[Items from a document page collection]
- Opening Delimiter -

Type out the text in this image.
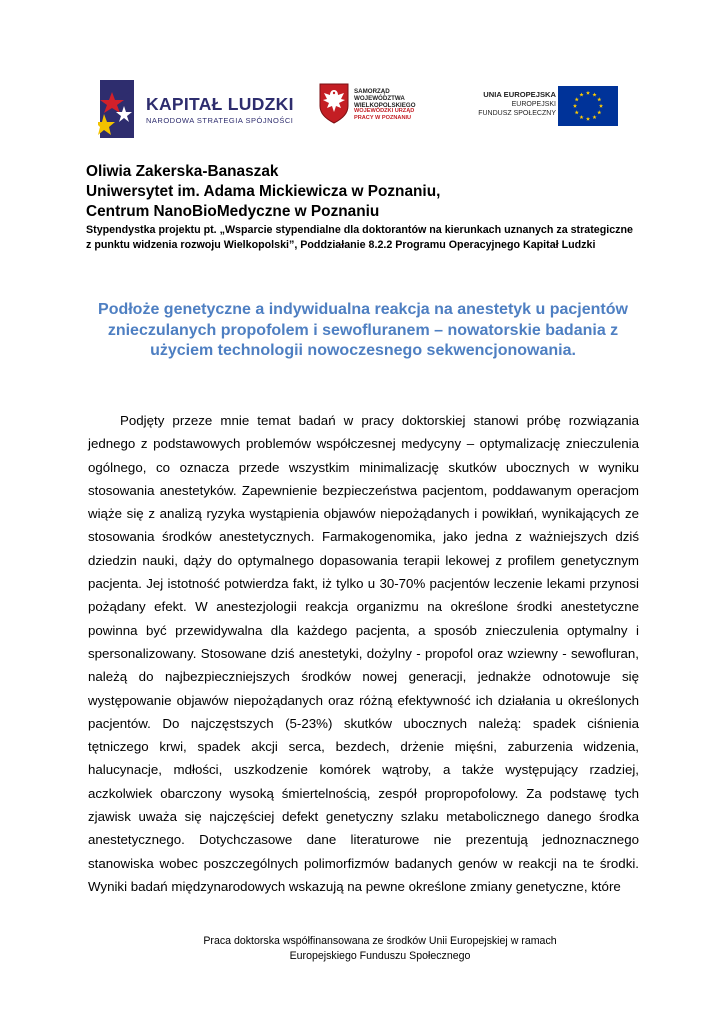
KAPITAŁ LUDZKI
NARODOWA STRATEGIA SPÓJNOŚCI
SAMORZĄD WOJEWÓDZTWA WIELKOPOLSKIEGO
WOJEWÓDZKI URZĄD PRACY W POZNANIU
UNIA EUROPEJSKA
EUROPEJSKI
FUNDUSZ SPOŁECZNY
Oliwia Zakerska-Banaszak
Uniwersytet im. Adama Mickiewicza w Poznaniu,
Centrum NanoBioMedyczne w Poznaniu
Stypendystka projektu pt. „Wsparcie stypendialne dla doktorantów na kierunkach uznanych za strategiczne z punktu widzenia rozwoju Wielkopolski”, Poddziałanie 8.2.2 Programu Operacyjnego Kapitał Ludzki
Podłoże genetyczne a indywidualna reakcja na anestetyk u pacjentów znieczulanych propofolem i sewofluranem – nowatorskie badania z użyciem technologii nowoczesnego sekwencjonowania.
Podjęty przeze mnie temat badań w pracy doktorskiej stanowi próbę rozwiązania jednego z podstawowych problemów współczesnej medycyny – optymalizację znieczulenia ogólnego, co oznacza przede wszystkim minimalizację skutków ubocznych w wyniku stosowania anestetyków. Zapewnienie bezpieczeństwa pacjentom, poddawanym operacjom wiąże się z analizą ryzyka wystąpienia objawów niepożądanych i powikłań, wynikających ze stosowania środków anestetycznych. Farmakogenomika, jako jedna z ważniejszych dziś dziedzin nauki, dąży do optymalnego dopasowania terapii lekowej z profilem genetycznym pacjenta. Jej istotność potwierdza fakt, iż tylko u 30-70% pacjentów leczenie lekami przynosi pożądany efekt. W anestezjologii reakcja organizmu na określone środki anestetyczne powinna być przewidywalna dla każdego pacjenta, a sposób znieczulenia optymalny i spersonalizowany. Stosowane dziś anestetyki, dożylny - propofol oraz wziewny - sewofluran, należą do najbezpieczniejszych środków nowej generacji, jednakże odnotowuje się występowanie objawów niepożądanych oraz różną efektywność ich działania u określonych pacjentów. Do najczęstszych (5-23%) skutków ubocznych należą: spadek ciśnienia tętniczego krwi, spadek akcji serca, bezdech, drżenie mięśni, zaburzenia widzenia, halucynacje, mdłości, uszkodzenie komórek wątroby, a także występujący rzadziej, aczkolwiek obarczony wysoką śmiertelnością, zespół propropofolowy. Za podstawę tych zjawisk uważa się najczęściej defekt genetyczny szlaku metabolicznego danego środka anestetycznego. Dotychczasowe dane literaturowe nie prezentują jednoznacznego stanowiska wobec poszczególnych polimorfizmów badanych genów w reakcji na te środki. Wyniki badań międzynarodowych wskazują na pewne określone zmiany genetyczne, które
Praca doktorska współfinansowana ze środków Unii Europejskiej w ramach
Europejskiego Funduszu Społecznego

- Closing Delimiter -

-- Prompt --
Output nothing but the records, word for word, and none of their pictures.

-- Finished exercise --
Type out the text in this image.
KAPITAŁ LUDZKI
NARODOWA STRATEGIA SPÓJNOŚCI
SAMORZĄD WOJEWÓDZTWA WIELKOPOLSKIEGO
WOJEWÓDZKI URZĄD PRACY W POZNANIU
UNIA EUROPEJSKA
EUROPEJSKI
FUNDUSZ SPOŁECZNY
Oliwia Zakerska-Banaszak
Uniwersytet im. Adama Mickiewicza w Poznaniu,
Centrum NanoBioMedyczne w Poznaniu
Stypendystka projektu pt. „Wsparcie stypendialne dla doktorantów na kierunkach uznanych za strategiczne z punktu widzenia rozwoju Wielkopolski”, Poddziałanie 8.2.2 Programu Operacyjnego Kapitał Ludzki
Podłoże genetyczne a indywidualna reakcja na anestetyk u pacjentów znieczulanych propofolem i sewofluranem – nowatorskie badania z użyciem technologii nowoczesnego sekwencjonowania.
Podjęty przeze mnie temat badań w pracy doktorskiej stanowi próbę rozwiązania jednego z podstawowych problemów współczesnej medycyny – optymalizację znieczulenia ogólnego, co oznacza przede wszystkim minimalizację skutków ubocznych w wyniku stosowania anestetyków. Zapewnienie bezpieczeństwa pacjentom, poddawanym operacjom wiąże się z analizą ryzyka wystąpienia objawów niepożądanych i powikłań, wynikających ze stosowania środków anestetycznych. Farmakogenomika, jako jedna z ważniejszych dziś dziedzin nauki, dąży do optymalnego dopasowania terapii lekowej z profilem genetycznym pacjenta. Jej istotność potwierdza fakt, iż tylko u 30-70% pacjentów leczenie lekami przynosi pożądany efekt. W anestezjologii reakcja organizmu na określone środki anestetyczne powinna być przewidywalna dla każdego pacjenta, a sposób znieczulenia optymalny i spersonalizowany. Stosowane dziś anestetyki, dożylny - propofol oraz wziewny - sewofluran, należą do najbezpieczniejszych środków nowej generacji, jednakże odnotowuje się występowanie objawów niepożądanych oraz różną efektywność ich działania u określonych pacjentów. Do najczęstszych (5-23%) skutków ubocznych należą: spadek ciśnienia tętniczego krwi, spadek akcji serca, bezdech, drżenie mięśni, zaburzenia widzenia, halucynacje, mdłości, uszkodzenie komórek wątroby, a także występujący rzadziej, aczkolwiek obarczony wysoką śmiertelnością, zespół propropofolowy. Za podstawę tych zjawisk uważa się najczęściej defekt genetyczny szlaku metabolicznego danego środka anestetycznego. Dotychczasowe dane literaturowe nie prezentują jednoznacznego stanowiska wobec poszczególnych polimorfizmów badanych genów w reakcji na te środki. Wyniki badań międzynarodowych wskazują na pewne określone zmiany genetyczne, które
Praca doktorska współfinansowana ze środków Unii Europejskiej w ramach
Europejskiego Funduszu Społecznego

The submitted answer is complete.